** Begin Given data **

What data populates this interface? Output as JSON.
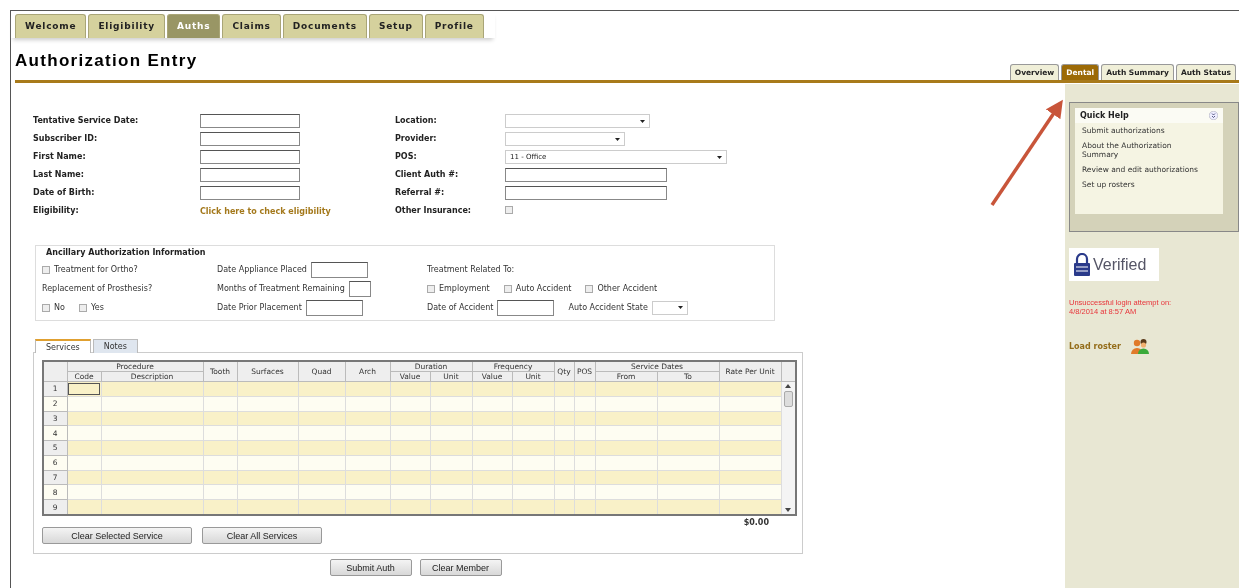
{
  "nav_tabs": [
    {
      "label": "Welcome",
      "selected": false
    },
    {
      "label": "Eligibility",
      "selected": false
    },
    {
      "label": "Auths",
      "selected": true
    },
    {
      "label": "Claims",
      "selected": false
    },
    {
      "label": "Documents",
      "selected": false
    },
    {
      "label": "Setup",
      "selected": false
    },
    {
      "label": "Profile",
      "selected": false
    }
  ],
  "page_title": "Authorization Entry",
  "view_tabs": [
    {
      "label": "Overview",
      "selected": false
    },
    {
      "label": "Dental",
      "selected": true
    },
    {
      "label": "Auth Summary",
      "selected": false
    },
    {
      "label": "Auth Status",
      "selected": false
    }
  ],
  "member_form": {
    "rows": [
      {
        "left": {
          "label": "Tentative Service Date:",
          "kind": "input"
        },
        "right": {
          "label": "Location:",
          "kind": "select"
        }
      },
      {
        "left": {
          "label": "Subscriber ID:",
          "kind": "input"
        },
        "right": {
          "label": "Provider:",
          "kind": "select"
        }
      },
      {
        "left": {
          "label": "First Name:",
          "kind": "input"
        },
        "right": {
          "label": "POS:",
          "kind": "select",
          "value": "11 - Office"
        }
      },
      {
        "left": {
          "label": "Last Name:",
          "kind": "input"
        },
        "right": {
          "label": "Client Auth #:",
          "kind": "input"
        }
      },
      {
        "left": {
          "label": "Date of Birth:",
          "kind": "input"
        },
        "right": {
          "label": "Referral #:",
          "kind": "input"
        }
      },
      {
        "left": {
          "label": "Eligibility:",
          "kind": "link",
          "text": "Click here to check eligibility"
        },
        "right": {
          "label": "Other Insurance:",
          "kind": "checkbox",
          "checked": false
        }
      }
    ]
  },
  "ancillary": {
    "title": "Ancillary Authorization Information",
    "rows": [
      [
        [
          {
            "kind": "checkbox",
            "label": "Treatment for Ortho?",
            "checked": false
          }
        ],
        [
          {
            "kind": "input",
            "label": "Date Appliance Placed"
          }
        ],
        [
          {
            "kind": "label",
            "label": "Treatment Related To:"
          }
        ]
      ],
      [
        [
          {
            "kind": "label",
            "label": "Replacement of Prosthesis?"
          }
        ],
        [
          {
            "kind": "short_input",
            "label": "Months of Treatment Remaining"
          }
        ],
        [
          {
            "kind": "checkbox",
            "label": "Employment",
            "checked": false
          },
          {
            "kind": "checkbox",
            "label": "Auto Accident",
            "checked": false
          },
          {
            "kind": "checkbox",
            "label": "Other Accident",
            "checked": false
          }
        ]
      ],
      [
        [
          {
            "kind": "checkbox",
            "label": "No",
            "checked": false
          },
          {
            "kind": "checkbox",
            "label": "Yes",
            "checked": false
          }
        ],
        [
          {
            "kind": "input",
            "label": "Date Prior Placement"
          }
        ],
        [
          {
            "kind": "input",
            "label": "Date of Accident"
          },
          {
            "kind": "select",
            "label": "Auto Accident State"
          }
        ]
      ]
    ]
  },
  "service_tabs": [
    {
      "label": "Services",
      "selected": true
    },
    {
      "label": "Notes",
      "selected": false
    }
  ],
  "services_table": {
    "columns": [
      {
        "label": "Procedure",
        "sub": [
          "Code",
          "Description"
        ]
      },
      {
        "label": "Tooth"
      },
      {
        "label": "Surfaces"
      },
      {
        "label": "Quad"
      },
      {
        "label": "Arch"
      },
      {
        "label": "Duration",
        "sub": [
          "Value",
          "Unit"
        ]
      },
      {
        "label": "Frequency",
        "sub": [
          "Value",
          "Unit"
        ]
      },
      {
        "label": "Qty"
      },
      {
        "label": "POS"
      },
      {
        "label": "Service Dates",
        "sub": [
          "From",
          "To"
        ]
      },
      {
        "label": "Rate Per Unit"
      }
    ],
    "rows": [
      {
        "number": "1",
        "focused": true
      },
      {
        "number": "2",
        "focused": false
      },
      {
        "number": "3",
        "focused": false
      },
      {
        "number": "4",
        "focused": false
      },
      {
        "number": "5",
        "focused": false
      },
      {
        "number": "6",
        "focused": false
      },
      {
        "number": "7",
        "focused": false
      },
      {
        "number": "8",
        "focused": false
      },
      {
        "number": "9",
        "focused": false
      }
    ],
    "total": "$0.00",
    "buttons": [
      "Clear Selected Service",
      "Clear All Services"
    ]
  },
  "form_buttons": [
    "Submit Auth",
    "Clear Member"
  ],
  "sidebar": {
    "quick_help": {
      "title": "Quick Help",
      "links": [
        "Submit authorizations",
        "About the Authorization Summary",
        "Review and edit authorizations",
        "Set up rosters"
      ]
    },
    "badge": "Verified",
    "login_notice": "Unsuccessful login attempt on: 4/8/2014 at 8:57 AM",
    "load_roster": "Load roster"
  }
}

** End Given data **

§ **What you have to do**: Find every line that has "number" in it, then return those lines.

§ **Finished answer**:
        "number": "1",
        "number": "2",
        "number": "3",
        "number": "4",
        "number": "5",
        "number": "6",
        "number": "7",
        "number": "8",
        "number": "9",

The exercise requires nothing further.